▶ WHAT IS REQUIRED
Pick out each line containing the string "CHINA" and copy it.

Stored records:
════

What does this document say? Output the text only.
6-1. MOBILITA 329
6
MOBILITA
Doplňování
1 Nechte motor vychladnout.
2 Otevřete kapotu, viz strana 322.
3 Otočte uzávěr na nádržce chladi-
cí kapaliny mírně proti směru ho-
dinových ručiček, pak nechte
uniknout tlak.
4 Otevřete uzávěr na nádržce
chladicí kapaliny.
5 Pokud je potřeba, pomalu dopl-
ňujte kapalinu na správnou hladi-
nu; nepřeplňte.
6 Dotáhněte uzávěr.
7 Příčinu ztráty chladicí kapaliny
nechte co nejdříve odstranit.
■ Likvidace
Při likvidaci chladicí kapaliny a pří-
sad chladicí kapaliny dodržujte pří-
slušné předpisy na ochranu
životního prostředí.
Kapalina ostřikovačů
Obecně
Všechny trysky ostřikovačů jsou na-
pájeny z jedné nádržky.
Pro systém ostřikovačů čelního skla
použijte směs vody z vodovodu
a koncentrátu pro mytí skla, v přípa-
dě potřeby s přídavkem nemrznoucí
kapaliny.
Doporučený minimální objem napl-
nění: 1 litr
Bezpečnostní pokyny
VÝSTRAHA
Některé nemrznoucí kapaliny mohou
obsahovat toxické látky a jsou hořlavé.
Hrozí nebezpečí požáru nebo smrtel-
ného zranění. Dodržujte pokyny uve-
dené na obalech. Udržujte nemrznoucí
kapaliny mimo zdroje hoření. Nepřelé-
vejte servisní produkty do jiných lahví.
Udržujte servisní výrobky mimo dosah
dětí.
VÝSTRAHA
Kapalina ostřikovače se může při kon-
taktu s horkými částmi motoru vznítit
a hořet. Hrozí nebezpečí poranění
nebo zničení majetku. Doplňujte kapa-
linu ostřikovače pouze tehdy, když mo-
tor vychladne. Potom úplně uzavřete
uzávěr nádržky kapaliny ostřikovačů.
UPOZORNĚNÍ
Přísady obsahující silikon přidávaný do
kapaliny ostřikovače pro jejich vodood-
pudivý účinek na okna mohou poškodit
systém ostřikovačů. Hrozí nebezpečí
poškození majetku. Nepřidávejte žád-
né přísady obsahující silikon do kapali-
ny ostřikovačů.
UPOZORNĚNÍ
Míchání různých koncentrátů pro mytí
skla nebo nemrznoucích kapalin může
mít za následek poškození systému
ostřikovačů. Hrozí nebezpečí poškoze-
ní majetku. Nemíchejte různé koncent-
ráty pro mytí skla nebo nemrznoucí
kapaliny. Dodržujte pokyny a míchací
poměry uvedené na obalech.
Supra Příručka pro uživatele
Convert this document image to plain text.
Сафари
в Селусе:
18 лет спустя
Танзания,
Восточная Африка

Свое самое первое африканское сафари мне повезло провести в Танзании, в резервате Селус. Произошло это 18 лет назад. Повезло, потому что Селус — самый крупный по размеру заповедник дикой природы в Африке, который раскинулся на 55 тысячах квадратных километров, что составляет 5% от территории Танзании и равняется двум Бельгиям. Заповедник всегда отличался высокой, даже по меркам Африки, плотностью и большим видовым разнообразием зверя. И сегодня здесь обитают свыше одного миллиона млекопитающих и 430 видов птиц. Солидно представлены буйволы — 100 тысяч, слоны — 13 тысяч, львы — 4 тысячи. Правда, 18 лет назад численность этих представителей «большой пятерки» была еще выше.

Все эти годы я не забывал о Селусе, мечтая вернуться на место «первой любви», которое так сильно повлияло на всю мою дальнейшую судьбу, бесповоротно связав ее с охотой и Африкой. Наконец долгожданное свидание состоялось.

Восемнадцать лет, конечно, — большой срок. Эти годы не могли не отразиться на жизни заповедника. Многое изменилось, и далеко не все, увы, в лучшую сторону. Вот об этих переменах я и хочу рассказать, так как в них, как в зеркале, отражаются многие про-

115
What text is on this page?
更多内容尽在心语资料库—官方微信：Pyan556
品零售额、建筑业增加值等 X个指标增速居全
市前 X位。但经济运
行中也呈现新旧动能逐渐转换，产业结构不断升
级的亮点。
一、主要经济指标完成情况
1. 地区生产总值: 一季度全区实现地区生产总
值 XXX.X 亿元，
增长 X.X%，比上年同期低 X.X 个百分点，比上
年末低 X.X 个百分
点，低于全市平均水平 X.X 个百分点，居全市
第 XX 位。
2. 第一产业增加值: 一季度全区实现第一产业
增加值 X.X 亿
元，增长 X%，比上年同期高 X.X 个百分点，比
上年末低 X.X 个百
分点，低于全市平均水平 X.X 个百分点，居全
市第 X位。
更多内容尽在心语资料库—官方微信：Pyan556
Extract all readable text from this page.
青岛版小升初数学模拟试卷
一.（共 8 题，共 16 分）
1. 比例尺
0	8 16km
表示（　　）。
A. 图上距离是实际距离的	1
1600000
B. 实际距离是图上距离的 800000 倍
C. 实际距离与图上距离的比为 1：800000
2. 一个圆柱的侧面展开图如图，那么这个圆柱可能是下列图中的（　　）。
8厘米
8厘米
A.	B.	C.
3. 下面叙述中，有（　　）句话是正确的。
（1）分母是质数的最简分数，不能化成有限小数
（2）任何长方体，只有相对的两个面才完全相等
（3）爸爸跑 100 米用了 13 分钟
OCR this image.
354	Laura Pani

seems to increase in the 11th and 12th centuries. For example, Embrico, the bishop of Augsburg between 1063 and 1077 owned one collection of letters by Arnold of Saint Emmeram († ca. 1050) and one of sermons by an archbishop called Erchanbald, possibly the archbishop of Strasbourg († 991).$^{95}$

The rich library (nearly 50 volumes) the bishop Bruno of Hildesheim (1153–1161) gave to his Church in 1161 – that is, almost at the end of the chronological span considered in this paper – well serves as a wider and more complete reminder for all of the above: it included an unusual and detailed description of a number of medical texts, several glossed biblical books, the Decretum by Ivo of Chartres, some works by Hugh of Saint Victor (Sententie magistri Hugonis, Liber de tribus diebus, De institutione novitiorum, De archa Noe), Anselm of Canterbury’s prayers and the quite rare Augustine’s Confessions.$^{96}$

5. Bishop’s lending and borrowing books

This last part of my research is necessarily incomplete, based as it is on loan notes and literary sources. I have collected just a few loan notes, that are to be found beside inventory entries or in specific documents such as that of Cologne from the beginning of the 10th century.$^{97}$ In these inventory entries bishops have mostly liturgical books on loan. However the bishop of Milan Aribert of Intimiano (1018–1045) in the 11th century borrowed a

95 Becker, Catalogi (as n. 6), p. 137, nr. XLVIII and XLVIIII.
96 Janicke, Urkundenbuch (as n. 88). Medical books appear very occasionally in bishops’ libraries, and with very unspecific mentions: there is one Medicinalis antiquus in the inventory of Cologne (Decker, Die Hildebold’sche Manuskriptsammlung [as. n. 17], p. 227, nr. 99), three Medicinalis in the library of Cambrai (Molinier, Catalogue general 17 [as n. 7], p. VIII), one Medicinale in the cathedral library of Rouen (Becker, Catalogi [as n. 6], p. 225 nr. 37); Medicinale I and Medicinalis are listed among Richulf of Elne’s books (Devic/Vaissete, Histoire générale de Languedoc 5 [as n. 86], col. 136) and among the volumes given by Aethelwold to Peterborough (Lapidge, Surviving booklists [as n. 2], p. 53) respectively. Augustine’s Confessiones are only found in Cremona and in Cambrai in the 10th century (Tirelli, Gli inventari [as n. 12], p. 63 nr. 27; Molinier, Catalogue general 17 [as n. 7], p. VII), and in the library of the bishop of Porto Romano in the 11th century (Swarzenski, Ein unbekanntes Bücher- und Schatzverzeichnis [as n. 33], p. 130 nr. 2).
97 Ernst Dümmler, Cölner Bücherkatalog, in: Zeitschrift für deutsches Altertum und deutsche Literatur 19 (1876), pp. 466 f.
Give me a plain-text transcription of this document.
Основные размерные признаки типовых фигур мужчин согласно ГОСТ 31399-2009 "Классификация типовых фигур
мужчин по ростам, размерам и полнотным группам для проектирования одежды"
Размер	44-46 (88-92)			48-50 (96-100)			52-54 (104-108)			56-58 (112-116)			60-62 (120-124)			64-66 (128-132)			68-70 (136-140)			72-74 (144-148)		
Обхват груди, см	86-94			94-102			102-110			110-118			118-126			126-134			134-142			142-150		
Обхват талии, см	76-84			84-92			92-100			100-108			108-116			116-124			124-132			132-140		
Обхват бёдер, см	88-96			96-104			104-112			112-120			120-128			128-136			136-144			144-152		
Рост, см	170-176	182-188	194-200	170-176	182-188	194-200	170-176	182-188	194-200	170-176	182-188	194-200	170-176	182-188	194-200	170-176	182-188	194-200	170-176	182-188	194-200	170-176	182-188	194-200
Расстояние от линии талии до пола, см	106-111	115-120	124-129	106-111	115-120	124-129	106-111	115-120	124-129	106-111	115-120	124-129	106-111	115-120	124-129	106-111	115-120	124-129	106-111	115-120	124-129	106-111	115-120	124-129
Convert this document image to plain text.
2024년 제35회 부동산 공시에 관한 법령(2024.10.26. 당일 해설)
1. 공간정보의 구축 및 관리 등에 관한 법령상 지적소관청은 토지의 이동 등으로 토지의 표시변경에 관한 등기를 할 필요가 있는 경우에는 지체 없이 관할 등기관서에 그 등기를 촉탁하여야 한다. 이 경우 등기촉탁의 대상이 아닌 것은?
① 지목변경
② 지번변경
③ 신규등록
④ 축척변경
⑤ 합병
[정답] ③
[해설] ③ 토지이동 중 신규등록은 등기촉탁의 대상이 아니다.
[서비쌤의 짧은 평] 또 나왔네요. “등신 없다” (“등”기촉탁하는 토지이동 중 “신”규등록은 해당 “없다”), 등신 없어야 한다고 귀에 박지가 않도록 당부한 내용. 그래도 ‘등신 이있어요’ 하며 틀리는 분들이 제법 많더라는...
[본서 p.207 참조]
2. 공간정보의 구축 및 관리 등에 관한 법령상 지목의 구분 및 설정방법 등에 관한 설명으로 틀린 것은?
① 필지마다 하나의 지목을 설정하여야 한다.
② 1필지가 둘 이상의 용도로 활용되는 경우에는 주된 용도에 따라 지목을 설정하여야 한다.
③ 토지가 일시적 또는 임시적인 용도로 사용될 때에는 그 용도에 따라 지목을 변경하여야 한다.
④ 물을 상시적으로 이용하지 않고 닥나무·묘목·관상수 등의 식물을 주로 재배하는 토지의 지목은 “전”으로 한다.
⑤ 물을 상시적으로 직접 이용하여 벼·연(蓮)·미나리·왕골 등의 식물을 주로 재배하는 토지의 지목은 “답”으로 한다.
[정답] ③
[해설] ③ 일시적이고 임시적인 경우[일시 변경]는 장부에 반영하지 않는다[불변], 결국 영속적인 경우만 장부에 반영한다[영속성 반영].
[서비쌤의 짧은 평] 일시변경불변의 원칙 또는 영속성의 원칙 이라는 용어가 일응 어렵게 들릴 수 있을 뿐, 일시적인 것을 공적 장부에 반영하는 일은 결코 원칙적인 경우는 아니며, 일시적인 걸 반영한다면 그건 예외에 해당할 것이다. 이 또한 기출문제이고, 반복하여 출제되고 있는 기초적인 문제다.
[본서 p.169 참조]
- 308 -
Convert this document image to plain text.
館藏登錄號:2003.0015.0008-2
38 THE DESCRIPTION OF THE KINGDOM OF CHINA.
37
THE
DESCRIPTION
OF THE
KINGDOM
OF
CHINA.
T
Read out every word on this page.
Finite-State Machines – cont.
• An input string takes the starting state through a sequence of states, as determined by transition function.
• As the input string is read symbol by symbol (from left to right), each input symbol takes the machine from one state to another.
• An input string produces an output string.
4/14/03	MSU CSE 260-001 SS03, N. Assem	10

════

▶ THE RESPONSE
38 THE DESCRIPTION OF THE KINGDOM OF CHINA.
CHINA.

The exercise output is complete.